To be done: Please rewrite the material below as a numbered list, beginning at the line that contains "Give me the" and stopping after the line that contains "post-timestamp[interactable]: May 14". Skip any blank lines and leave the pictures out.

Data lines:

───

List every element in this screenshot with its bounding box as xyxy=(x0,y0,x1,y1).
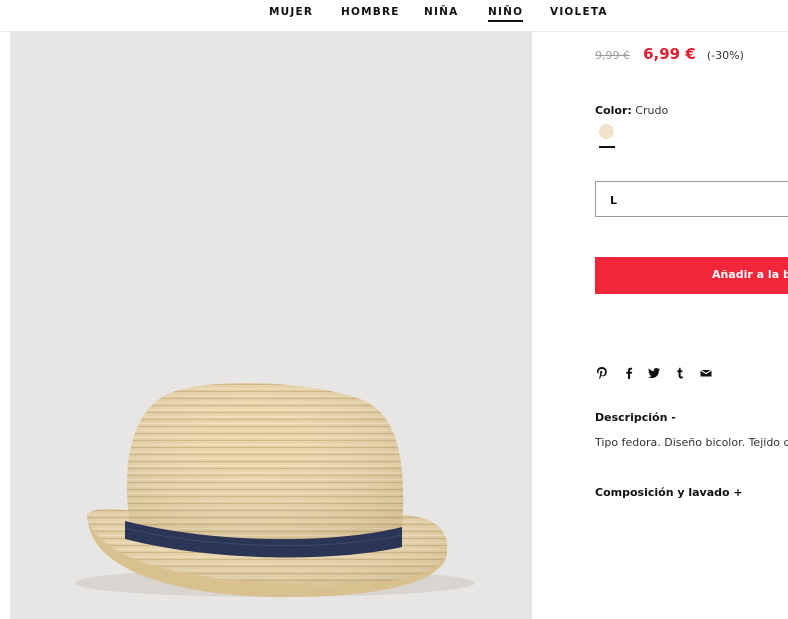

───

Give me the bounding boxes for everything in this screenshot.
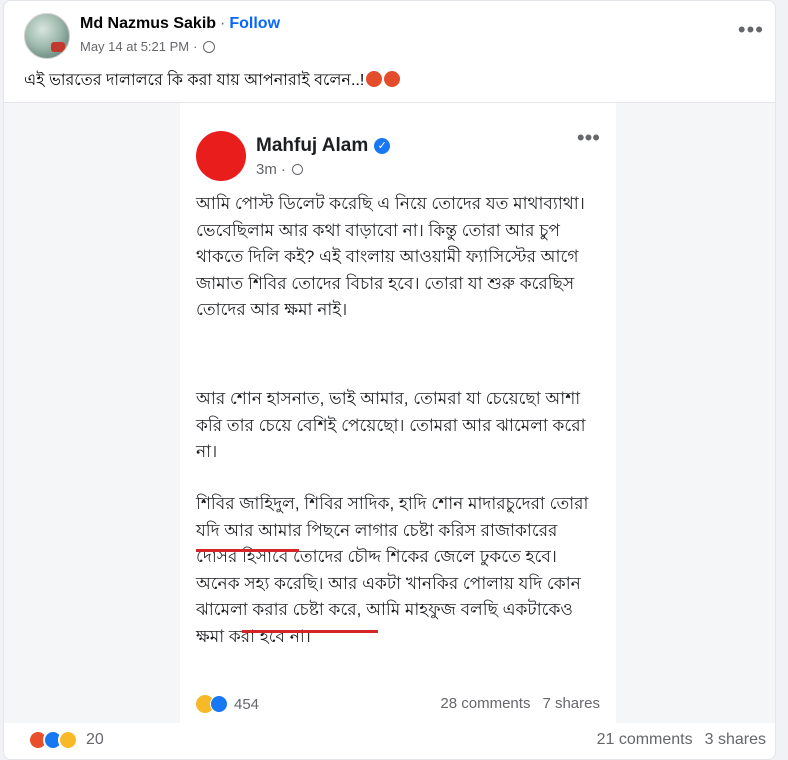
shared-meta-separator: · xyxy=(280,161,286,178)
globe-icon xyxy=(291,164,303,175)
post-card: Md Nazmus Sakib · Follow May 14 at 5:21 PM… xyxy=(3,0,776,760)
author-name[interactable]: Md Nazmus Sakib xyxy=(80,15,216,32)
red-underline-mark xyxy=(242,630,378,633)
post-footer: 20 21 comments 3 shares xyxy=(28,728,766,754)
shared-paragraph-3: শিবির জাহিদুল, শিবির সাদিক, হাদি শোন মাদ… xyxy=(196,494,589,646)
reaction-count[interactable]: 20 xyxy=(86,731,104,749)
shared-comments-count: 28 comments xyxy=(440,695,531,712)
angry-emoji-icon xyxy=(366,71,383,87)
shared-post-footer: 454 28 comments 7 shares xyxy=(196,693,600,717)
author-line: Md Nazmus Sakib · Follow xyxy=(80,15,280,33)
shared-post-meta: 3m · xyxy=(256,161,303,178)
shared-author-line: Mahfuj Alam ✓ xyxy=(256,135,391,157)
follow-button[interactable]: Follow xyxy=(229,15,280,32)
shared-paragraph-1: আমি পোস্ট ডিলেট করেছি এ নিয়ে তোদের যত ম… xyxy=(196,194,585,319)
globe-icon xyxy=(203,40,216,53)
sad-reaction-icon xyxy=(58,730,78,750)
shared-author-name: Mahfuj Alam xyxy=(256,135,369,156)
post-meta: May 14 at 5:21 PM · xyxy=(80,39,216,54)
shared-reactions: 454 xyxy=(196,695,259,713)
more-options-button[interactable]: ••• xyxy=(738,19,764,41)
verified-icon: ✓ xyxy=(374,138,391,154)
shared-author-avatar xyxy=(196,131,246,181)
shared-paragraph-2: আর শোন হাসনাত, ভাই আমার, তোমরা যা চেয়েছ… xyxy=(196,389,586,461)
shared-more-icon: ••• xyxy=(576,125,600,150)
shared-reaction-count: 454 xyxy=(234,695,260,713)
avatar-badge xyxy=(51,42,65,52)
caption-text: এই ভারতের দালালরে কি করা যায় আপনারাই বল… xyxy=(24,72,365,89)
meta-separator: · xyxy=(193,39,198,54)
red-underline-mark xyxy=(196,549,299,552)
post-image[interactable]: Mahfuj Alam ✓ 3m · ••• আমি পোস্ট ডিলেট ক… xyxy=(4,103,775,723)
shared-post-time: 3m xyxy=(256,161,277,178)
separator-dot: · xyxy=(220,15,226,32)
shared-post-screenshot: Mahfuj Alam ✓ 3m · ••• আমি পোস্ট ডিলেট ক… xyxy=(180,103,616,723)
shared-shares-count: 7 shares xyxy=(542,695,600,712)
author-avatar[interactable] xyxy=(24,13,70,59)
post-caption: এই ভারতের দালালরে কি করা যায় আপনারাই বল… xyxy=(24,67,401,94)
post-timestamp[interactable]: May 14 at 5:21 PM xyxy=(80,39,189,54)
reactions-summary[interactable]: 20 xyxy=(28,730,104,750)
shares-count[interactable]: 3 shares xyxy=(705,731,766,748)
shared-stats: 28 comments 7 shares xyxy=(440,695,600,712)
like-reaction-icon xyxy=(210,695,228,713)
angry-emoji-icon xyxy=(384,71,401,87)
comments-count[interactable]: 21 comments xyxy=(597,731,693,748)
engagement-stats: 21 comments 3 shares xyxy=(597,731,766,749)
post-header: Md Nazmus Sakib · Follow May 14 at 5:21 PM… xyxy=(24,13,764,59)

───

Final answer:
1. Give me the bounding boxes for everything in this screenshot.
2. shared-meta-separator: · xyxy=(280,161,286,178)
3. globe-icon xyxy=(291,164,303,175)
4. post-card: Md Nazmus Sakib · Follow May 14 at 5:21 PM… xyxy=(3,0,776,760)
5. author-name[interactable]: Md Nazmus Sakib xyxy=(80,15,216,32)
6. red-underline-mark xyxy=(242,630,378,633)
7. post-footer: 20 21 comments 3 shares xyxy=(28,728,766,754)
8. shared-paragraph-3: শিবির জাহিদুল, শিবির সাদিক, হাদি শোন মাদ… xyxy=(196,494,589,646)
9. reaction-count[interactable]: 20 xyxy=(86,731,104,749)
10. shared-comments-count: 28 comments xyxy=(440,695,531,712)
11. angry-emoji-icon xyxy=(366,71,383,87)
12. shared-post-footer: 454 28 comments 7 shares xyxy=(196,693,600,717)
13. author-line: Md Nazmus Sakib · Follow xyxy=(80,15,280,33)
14. shared-post-meta: 3m · xyxy=(256,161,303,178)
15. shared-author-line: Mahfuj Alam ✓ xyxy=(256,135,391,157)
16. follow-button[interactable]: Follow xyxy=(229,15,280,32)
17. shared-paragraph-1: আমি পোস্ট ডিলেট করেছি এ নিয়ে তোদের যত ম… xyxy=(196,194,585,319)
18. globe-icon xyxy=(203,40,216,53)
19. sad-reaction-icon xyxy=(58,730,78,750)
20. shared-author-name: Mahfuj Alam xyxy=(256,135,369,156)
21. post-meta: May 14 at 5:21 PM · xyxy=(80,39,216,54)
22. shared-reactions: 454 xyxy=(196,695,259,713)
23. more-options-button[interactable]: ••• xyxy=(738,19,764,41)
24. verified-icon: ✓ xyxy=(374,138,391,154)
25. shared-author-avatar xyxy=(196,131,246,181)
26. shared-paragraph-2: আর শোন হাসনাত, ভাই আমার, তোমরা যা চেয়েছ… xyxy=(196,389,586,461)
27. shared-more-icon: ••• xyxy=(576,125,600,150)
28. shared-reaction-count: 454 xyxy=(234,695,260,713)
29. avatar-badge xyxy=(51,42,65,52)
30. caption-text: এই ভারতের দালালরে কি করা যায় আপনারাই বল… xyxy=(24,72,365,89)
31. meta-separator: · xyxy=(193,39,198,54)
32. red-underline-mark xyxy=(196,549,299,552)
33. post-image[interactable]: Mahfuj Alam ✓ 3m · ••• আমি পোস্ট ডিলেট ক… xyxy=(4,103,775,723)
34. shared-post-time: 3m xyxy=(256,161,277,178)
35. separator-dot: · xyxy=(220,15,226,32)
36. shared-post-screenshot: Mahfuj Alam ✓ 3m · ••• আমি পোস্ট ডিলেট ক… xyxy=(180,103,616,723)
37. shared-shares-count: 7 shares xyxy=(542,695,600,712)
38. author-avatar[interactable] xyxy=(24,13,70,59)
39. post-caption: এই ভারতের দালালরে কি করা যায় আপনারাই বল… xyxy=(24,67,401,94)
40. post-timestamp[interactable]: May 14 at 5:21 PM xyxy=(80,39,189,54)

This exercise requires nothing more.